» WRITTEN EXERCISE: Write out the whole listing exactly as it stands.

» MATERIAL SHOWN:
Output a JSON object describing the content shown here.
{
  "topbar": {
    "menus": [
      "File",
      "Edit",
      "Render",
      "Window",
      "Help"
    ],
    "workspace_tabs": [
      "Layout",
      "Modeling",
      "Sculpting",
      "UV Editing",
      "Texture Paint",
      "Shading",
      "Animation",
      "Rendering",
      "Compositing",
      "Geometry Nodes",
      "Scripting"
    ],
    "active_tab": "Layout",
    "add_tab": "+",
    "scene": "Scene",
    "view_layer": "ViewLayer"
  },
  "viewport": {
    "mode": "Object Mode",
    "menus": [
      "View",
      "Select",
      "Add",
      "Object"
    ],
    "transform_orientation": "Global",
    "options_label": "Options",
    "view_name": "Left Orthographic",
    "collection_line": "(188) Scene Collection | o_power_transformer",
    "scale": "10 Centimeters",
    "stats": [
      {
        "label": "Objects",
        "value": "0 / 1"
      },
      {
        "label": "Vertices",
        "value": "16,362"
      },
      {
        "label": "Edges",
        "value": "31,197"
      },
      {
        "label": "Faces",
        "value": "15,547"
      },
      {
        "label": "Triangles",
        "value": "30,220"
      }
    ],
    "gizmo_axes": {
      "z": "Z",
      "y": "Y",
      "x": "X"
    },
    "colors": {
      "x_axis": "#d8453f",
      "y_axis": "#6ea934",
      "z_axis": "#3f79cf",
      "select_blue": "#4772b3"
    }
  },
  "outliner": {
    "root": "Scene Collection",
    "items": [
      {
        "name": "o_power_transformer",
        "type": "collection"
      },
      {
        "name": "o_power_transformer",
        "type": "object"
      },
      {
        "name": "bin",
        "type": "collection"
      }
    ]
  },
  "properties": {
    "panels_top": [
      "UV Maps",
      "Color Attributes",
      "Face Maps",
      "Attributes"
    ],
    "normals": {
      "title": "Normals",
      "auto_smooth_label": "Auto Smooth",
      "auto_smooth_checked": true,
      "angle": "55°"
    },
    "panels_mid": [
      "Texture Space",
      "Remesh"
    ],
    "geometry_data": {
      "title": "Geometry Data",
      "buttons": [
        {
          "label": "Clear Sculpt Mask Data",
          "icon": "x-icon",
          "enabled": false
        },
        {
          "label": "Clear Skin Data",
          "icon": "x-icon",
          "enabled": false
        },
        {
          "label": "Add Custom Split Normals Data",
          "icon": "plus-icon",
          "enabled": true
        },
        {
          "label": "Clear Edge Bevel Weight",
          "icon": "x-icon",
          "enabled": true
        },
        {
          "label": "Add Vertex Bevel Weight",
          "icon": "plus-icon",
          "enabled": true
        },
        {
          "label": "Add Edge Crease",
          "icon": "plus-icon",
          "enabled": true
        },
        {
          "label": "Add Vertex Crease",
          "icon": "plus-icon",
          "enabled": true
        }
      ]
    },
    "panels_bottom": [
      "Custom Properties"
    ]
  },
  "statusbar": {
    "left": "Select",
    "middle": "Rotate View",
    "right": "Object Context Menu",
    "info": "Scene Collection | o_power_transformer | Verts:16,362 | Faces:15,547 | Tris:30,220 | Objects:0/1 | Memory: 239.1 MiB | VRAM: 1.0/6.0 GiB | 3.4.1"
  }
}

» PROBLEM SOLUTION:
Output a JSON object describing the content shown here.
{
  "topbar": {
    "menus": [
      "File",
      "Edit",
      "Render",
      "Window",
      "Help"
    ],
    "workspace_tabs": [
      "Layout",
      "Modeling",
      "Sculpting",
      "UV Editing",
      "Texture Paint",
      "Shading",
      "Animation",
      "Rendering",
      "Compositing",
      "Geometry Nodes",
      "Scripting"
    ],
    "active_tab": "Layout",
    "add_tab": "+",
    "scene": "Scene",
    "view_layer": "ViewLayer"
  },
  "viewport": {
    "mode": "Object Mode",
    "menus": [
      "View",
      "Select",
      "Add",
      "Object"
    ],
    "transform_orientation": "Global",
    "options_label": "Options",
    "view_name": "Left Orthographic",
    "collection_line": "(188) Scene Collection | o_power_transformer",
    "scale": "10 Centimeters",
    "stats": [
      {
        "label": "Objects",
        "value": "0 / 1"
      },
      {
        "label": "Vertices",
        "value": "16,362"
      },
      {
        "label": "Edges",
        "value": "31,197"
      },
      {
        "label": "Faces",
        "value": "15,547"
      },
      {
        "label": "Triangles",
        "value": "30,220"
      }
    ],
    "gizmo_axes": {
      "z": "Z",
      "y": "Y",
      "x": "X"
    },
    "colors": {
      "x_axis": "#d8453f",
      "y_axis": "#6ea934",
      "z_axis": "#3f79cf",
      "select_blue": "#4772b3"
    }
  },
  "outliner": {
    "root": "Scene Collection",
    "items": [
      {
        "name": "o_power_transformer",
        "type": "collection"
      },
      {
        "name": "o_power_transformer",
        "type": "object"
      },
      {
        "name": "bin",
        "type": "collection"
      }
    ]
  },
  "properties": {
    "panels_top": [
      "UV Maps",
      "Color Attributes",
      "Face Maps",
      "Attributes"
    ],
    "normals": {
      "title": "Normals",
      "auto_smooth_label": "Auto Smooth",
      "auto_smooth_checked": true,
      "angle": "55°"
    },
    "panels_mid": [
      "Texture Space",
      "Remesh"
    ],
    "geometry_data": {
      "title": "Geometry Data",
      "buttons": [
        {
          "label": "Clear Sculpt Mask Data",
          "icon": "x-icon",
          "enabled": false
        },
        {
          "label": "Clear Skin Data",
          "icon": "x-icon",
          "enabled": false
        },
        {
          "label": "Add Custom Split Normals Data",
          "icon": "plus-icon",
          "enabled": true
        },
        {
          "label": "Clear Edge Bevel Weight",
          "icon": "x-icon",
          "enabled": true
        },
        {
          "label": "Add Vertex Bevel Weight",
          "icon": "plus-icon",
          "enabled": true
        },
        {
          "label": "Add Edge Crease",
          "icon": "plus-icon",
          "enabled": true
        },
        {
          "label": "Add Vertex Crease",
          "icon": "plus-icon",
          "enabled": true
        }
      ]
    },
    "panels_bottom": [
      "Custom Properties"
    ]
  },
  "statusbar": {
    "left": "Select",
    "middle": "Rotate View",
    "right": "Object Context Menu",
    "info": "Scene Collection | o_power_transformer | Verts:16,362 | Faces:15,547 | Tris:30,220 | Objects:0/1 | Memory: 239.1 MiB | VRAM: 1.0/6.0 GiB | 3.4.1"
  }
}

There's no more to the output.